Gather up all lines that carry the word "Vancouver".

═════ EXTRACTED DATA

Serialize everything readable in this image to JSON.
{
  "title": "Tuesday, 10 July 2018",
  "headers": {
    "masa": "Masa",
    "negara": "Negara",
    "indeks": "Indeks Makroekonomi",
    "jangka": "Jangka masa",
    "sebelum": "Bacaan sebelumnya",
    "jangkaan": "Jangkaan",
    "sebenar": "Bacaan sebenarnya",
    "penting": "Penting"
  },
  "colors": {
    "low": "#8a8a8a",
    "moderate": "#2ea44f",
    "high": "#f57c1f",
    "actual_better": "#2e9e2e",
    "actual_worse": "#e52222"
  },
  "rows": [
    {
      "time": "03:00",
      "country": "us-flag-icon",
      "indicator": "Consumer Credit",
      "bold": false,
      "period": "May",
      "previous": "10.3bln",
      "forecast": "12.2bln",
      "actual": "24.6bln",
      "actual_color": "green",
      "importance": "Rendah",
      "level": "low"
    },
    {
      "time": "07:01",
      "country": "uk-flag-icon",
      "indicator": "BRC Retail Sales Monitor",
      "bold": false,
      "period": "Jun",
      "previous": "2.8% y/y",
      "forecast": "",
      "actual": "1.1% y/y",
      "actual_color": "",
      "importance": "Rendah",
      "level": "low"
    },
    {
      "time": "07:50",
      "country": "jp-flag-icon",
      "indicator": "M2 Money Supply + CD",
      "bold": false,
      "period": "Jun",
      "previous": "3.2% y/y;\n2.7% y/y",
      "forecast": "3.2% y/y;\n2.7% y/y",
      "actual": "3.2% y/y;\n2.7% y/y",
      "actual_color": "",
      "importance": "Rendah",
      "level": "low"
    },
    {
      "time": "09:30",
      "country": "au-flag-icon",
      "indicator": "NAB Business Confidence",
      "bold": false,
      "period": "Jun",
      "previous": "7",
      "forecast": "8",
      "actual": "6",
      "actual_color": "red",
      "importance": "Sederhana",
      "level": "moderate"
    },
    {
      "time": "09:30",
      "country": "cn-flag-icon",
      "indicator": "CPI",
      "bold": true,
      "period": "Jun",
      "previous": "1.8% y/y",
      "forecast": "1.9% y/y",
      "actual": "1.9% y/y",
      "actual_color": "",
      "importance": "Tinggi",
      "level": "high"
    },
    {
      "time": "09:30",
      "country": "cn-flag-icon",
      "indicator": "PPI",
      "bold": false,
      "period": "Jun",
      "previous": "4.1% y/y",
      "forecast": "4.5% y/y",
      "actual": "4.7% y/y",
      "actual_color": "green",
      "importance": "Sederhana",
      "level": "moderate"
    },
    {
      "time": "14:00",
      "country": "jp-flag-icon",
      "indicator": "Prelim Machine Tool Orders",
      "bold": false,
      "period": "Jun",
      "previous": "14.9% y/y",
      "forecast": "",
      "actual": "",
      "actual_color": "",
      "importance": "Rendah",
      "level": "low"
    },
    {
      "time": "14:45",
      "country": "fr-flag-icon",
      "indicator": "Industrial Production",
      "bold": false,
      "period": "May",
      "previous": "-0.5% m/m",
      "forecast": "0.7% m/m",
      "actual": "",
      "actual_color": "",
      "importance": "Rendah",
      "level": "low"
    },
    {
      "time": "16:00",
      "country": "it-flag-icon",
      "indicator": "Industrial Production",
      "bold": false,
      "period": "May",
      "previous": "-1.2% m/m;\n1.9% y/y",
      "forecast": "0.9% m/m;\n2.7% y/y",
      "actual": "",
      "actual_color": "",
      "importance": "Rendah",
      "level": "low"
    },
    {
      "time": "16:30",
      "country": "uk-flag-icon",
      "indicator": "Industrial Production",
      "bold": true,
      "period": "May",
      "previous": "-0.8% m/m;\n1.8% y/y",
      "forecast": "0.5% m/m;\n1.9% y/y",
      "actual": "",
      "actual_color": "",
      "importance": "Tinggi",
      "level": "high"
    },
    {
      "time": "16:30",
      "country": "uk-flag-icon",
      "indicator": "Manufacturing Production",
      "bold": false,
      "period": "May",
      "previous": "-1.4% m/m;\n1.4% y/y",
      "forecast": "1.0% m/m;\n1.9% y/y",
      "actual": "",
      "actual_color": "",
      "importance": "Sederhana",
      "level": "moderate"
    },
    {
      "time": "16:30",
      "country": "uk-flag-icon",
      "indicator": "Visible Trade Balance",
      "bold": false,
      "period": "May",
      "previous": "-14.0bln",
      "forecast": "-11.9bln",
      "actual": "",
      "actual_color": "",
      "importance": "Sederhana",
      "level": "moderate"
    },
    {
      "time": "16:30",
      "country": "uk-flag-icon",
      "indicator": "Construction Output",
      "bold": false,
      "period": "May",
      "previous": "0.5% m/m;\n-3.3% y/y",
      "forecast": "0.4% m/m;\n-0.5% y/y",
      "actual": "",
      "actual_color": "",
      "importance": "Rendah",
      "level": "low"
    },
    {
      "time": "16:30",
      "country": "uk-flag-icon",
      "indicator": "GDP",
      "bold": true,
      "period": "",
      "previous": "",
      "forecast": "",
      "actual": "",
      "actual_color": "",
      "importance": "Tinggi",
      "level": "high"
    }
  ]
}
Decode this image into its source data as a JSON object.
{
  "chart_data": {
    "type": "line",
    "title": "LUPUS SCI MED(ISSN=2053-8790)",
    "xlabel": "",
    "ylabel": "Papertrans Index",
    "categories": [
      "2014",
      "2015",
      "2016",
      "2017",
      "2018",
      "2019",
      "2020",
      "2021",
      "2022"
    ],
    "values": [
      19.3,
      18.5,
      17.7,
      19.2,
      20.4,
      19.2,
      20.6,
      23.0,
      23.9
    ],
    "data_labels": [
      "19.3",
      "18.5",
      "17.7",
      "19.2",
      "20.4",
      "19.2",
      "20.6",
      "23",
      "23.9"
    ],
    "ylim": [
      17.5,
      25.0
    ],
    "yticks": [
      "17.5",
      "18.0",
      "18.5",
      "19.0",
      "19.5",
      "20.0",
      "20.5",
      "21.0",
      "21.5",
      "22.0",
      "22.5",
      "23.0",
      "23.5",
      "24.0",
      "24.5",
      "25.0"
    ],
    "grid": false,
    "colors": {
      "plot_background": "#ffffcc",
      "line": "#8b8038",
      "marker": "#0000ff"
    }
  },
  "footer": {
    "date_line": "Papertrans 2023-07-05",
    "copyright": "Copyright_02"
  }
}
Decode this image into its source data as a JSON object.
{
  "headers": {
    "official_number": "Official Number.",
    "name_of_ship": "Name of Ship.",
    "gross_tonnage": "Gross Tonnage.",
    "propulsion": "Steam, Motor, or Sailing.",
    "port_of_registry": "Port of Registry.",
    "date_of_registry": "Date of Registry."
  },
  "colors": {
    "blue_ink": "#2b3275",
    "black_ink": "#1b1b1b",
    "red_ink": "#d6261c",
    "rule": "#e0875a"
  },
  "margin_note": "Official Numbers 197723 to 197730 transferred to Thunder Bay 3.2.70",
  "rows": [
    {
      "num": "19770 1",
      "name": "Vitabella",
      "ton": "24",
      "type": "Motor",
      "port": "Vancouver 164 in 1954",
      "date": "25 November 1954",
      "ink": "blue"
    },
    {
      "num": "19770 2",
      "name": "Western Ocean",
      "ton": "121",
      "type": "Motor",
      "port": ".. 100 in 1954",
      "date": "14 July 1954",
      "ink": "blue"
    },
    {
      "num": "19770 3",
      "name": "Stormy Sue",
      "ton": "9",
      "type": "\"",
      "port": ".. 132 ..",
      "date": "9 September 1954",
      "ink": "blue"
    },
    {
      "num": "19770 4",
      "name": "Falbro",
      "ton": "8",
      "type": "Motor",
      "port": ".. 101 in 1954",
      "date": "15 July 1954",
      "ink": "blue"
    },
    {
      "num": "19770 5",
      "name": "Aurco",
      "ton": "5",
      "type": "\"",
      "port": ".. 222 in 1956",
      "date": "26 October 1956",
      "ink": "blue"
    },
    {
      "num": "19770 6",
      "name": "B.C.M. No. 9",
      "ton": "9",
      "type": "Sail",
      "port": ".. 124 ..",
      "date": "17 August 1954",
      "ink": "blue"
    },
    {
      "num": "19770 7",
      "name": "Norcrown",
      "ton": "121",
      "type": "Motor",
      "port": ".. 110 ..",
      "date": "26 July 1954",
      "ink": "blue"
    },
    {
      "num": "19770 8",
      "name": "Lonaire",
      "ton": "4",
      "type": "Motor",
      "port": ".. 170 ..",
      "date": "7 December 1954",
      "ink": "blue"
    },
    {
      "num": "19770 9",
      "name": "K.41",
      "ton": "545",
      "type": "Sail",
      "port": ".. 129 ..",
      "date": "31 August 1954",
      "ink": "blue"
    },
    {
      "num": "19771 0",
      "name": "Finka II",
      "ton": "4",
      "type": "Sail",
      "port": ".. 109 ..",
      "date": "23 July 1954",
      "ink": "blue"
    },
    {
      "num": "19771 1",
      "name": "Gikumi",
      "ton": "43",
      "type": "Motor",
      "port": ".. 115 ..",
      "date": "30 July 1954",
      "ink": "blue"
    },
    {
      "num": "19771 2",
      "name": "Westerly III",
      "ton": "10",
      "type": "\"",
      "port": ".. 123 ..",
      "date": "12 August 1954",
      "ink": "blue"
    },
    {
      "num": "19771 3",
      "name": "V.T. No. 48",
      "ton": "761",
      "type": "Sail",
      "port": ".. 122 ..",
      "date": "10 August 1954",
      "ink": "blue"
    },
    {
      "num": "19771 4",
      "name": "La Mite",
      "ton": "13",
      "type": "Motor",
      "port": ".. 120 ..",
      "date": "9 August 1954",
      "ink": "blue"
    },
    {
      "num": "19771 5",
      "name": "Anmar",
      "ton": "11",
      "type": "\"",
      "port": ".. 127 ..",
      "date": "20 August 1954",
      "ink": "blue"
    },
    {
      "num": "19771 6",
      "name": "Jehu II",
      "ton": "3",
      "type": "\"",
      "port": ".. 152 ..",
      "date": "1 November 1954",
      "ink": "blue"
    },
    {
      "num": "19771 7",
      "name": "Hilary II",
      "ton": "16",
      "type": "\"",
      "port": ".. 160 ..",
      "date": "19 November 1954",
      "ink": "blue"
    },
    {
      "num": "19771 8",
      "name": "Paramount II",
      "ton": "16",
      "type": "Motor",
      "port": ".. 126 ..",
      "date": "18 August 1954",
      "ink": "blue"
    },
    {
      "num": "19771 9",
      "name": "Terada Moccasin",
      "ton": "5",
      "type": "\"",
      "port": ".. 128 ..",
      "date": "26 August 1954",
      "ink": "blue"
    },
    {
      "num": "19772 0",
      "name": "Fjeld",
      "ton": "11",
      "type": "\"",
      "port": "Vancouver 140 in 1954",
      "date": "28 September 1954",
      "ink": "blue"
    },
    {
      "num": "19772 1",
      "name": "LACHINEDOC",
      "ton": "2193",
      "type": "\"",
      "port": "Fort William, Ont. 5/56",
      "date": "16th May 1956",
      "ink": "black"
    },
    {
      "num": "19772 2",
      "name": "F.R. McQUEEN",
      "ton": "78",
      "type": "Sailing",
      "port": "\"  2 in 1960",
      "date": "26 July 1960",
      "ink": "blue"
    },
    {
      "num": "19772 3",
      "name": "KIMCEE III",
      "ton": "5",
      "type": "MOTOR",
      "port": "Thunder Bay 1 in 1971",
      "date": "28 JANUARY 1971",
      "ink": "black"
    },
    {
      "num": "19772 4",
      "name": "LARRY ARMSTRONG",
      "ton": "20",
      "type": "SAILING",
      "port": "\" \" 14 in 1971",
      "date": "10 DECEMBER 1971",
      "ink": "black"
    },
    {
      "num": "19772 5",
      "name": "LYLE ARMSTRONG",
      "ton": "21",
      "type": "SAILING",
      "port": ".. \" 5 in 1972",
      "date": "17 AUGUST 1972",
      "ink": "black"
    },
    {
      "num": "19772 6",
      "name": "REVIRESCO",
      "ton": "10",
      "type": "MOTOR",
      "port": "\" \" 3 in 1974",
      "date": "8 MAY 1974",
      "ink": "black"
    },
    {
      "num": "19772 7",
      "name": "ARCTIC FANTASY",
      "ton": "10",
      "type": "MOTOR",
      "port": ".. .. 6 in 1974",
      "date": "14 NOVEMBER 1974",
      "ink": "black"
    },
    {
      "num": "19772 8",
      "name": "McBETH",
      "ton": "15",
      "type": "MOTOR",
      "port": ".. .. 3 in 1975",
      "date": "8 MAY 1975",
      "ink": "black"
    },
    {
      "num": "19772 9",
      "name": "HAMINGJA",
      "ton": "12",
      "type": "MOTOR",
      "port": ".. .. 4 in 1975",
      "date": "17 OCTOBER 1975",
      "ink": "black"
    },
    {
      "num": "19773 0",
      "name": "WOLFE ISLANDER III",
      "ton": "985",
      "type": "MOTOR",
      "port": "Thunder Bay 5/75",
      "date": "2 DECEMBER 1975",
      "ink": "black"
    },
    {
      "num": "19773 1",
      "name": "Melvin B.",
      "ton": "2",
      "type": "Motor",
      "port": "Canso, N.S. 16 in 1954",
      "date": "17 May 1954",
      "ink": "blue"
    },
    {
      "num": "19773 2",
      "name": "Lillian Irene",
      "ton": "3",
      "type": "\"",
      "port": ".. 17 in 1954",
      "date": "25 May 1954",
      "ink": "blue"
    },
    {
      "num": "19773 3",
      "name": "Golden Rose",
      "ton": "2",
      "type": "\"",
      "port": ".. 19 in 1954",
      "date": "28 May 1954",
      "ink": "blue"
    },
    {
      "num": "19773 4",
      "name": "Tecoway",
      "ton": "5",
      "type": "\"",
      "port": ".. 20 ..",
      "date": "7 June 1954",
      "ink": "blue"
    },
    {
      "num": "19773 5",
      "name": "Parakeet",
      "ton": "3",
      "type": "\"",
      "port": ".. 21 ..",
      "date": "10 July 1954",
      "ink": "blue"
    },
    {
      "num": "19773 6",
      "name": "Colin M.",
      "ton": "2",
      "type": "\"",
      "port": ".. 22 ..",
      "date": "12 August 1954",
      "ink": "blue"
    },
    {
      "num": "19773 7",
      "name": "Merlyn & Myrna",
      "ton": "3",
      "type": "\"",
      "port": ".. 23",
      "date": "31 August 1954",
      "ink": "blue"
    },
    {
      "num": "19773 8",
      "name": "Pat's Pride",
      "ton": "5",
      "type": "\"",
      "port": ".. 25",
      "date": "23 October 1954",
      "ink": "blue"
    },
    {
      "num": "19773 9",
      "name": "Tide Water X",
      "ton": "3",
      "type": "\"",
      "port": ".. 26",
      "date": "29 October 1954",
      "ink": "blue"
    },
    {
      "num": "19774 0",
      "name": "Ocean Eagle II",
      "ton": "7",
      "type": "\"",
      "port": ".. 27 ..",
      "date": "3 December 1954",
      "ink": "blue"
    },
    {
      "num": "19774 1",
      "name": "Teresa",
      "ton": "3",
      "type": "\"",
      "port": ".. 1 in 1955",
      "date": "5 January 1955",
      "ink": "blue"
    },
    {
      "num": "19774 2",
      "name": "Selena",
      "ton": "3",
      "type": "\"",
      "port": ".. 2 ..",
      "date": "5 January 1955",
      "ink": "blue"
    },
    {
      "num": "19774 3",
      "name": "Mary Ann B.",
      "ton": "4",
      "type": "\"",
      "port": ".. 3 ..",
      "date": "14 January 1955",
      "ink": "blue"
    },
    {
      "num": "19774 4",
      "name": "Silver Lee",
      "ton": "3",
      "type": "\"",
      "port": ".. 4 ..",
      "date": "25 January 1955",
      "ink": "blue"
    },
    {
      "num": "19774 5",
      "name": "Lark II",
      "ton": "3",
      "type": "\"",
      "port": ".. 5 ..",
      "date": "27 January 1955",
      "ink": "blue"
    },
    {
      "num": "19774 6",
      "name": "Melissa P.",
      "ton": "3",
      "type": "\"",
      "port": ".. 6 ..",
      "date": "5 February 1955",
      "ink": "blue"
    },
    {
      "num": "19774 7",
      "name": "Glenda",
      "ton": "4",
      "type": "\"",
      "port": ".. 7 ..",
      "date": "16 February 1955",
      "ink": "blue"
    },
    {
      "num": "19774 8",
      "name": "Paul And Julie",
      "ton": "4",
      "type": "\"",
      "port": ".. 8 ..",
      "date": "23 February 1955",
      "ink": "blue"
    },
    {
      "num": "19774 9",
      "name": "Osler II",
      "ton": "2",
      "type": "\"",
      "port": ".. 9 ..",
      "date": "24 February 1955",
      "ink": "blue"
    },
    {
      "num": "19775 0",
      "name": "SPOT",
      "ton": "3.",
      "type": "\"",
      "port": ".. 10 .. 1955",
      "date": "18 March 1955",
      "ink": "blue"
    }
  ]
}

══════════

** FINISHED EXERCISE **
      "port": "Vancouver 164 in 1954",
      "port": "Vancouver 140 in 1954",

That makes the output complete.